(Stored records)
* * * * * * *
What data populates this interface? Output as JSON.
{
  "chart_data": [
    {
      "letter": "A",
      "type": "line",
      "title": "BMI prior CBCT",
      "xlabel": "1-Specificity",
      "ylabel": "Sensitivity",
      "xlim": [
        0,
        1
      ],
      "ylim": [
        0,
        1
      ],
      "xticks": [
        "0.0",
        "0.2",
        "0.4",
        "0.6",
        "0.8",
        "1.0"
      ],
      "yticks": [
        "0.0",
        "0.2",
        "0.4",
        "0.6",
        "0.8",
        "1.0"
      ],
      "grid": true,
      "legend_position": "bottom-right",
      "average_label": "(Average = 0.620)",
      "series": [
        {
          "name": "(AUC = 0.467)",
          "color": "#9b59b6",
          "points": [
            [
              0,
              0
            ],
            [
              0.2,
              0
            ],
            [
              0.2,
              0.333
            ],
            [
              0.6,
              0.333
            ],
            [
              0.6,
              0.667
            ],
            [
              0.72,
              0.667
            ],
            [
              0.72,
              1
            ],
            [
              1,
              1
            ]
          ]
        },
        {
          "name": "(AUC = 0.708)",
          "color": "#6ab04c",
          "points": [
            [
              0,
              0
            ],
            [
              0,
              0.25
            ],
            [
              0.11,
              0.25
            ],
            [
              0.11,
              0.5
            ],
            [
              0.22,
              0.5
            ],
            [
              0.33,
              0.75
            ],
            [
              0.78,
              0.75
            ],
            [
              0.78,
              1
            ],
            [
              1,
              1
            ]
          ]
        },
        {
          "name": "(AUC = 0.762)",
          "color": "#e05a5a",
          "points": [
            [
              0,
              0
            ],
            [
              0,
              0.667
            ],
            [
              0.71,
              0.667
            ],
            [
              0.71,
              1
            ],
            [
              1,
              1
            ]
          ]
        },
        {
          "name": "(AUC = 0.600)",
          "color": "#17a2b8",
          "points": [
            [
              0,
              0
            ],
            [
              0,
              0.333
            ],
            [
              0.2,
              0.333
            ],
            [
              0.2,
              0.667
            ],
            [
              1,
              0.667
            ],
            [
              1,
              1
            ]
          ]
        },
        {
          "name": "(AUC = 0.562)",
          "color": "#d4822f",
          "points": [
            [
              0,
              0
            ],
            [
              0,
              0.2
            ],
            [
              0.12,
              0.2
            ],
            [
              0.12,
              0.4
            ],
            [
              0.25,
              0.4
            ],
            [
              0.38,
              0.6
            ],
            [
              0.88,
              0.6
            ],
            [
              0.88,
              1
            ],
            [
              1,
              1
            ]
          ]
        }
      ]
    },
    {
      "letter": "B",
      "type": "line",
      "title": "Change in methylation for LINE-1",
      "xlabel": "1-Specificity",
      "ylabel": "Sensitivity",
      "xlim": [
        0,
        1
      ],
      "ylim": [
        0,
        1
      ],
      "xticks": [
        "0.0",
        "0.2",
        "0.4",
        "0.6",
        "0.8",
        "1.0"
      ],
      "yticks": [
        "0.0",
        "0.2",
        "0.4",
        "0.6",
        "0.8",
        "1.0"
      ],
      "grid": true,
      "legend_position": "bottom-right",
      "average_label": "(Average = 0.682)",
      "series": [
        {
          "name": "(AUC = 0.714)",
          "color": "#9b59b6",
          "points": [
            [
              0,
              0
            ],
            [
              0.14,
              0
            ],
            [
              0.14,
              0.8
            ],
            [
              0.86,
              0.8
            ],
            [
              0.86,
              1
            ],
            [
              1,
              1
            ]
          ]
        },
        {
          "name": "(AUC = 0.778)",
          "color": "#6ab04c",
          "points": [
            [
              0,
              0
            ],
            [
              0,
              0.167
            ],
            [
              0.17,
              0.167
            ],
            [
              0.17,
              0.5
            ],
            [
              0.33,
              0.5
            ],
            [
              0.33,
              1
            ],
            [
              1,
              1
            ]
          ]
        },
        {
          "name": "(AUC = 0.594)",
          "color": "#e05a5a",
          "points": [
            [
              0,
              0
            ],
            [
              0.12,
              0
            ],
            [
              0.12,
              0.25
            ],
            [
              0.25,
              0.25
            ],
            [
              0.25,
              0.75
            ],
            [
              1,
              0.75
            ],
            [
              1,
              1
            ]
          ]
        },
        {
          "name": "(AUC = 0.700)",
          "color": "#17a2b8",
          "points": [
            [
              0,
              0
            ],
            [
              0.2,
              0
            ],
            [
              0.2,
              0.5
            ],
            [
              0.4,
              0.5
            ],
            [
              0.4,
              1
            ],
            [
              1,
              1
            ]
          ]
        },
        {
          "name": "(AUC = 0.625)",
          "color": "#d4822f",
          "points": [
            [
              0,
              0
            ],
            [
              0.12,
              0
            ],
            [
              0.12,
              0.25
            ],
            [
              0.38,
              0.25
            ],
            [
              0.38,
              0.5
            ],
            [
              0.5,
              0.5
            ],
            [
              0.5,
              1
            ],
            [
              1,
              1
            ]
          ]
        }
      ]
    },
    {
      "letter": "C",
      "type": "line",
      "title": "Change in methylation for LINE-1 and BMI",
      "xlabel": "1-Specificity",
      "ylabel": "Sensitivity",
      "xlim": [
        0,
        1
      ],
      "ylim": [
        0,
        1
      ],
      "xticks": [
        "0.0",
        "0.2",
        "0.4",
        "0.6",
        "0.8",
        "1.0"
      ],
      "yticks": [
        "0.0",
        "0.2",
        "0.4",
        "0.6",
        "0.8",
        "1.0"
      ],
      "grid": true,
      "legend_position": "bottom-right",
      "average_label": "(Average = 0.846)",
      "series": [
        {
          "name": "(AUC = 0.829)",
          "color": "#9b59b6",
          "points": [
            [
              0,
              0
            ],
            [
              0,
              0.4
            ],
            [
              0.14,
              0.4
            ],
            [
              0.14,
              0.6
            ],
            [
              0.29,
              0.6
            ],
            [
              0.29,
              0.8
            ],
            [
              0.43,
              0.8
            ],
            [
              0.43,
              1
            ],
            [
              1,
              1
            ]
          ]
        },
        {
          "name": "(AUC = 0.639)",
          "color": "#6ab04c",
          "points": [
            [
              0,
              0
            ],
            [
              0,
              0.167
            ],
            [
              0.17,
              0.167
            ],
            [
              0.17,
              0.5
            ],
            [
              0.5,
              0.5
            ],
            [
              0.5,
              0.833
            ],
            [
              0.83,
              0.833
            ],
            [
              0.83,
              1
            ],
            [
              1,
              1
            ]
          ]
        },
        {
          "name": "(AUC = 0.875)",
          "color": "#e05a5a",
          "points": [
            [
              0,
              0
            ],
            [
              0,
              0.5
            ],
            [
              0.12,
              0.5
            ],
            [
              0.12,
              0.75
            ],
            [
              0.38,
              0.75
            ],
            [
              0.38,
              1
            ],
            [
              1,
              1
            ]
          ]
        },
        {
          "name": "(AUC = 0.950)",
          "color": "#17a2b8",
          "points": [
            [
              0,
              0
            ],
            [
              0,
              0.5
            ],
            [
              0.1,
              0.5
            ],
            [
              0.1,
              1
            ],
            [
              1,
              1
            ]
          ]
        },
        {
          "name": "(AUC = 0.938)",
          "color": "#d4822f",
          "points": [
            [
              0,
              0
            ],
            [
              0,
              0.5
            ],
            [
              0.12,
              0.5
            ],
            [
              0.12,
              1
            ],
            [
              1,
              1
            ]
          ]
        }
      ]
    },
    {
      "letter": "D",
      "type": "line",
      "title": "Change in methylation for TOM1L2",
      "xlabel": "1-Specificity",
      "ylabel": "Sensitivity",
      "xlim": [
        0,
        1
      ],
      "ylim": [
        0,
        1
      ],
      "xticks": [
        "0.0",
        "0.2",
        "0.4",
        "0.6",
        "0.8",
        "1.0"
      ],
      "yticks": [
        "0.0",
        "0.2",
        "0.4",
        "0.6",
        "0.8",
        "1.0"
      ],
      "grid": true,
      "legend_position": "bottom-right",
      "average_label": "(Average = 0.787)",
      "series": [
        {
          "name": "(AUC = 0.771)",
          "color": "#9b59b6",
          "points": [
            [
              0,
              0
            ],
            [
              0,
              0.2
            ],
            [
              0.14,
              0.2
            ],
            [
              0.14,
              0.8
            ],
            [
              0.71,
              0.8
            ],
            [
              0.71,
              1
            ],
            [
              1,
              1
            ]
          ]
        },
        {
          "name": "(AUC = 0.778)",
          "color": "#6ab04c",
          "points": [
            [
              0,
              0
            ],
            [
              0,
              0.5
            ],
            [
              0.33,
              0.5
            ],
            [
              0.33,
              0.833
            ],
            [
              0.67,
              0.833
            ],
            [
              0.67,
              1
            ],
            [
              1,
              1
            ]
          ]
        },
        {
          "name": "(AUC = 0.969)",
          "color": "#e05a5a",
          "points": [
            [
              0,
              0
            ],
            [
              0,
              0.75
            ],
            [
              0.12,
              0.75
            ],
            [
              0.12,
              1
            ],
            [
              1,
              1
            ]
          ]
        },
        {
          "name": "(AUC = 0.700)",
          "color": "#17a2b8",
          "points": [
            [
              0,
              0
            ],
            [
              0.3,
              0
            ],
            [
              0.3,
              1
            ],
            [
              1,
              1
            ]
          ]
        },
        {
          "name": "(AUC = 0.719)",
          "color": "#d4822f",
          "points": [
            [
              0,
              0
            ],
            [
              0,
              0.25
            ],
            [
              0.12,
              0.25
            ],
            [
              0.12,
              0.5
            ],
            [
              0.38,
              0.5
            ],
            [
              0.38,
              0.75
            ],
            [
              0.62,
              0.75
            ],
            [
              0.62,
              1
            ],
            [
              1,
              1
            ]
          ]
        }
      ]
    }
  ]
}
* * * * * * *
Using the listing above, locate the lines that hold "methylation" and copy each one.

Right answer
      "title": "Change in methylation for LINE-1",
      "title": "Change in methylation for LINE-1 and BMI",
      "title": "Change in methylation for TOM1L2",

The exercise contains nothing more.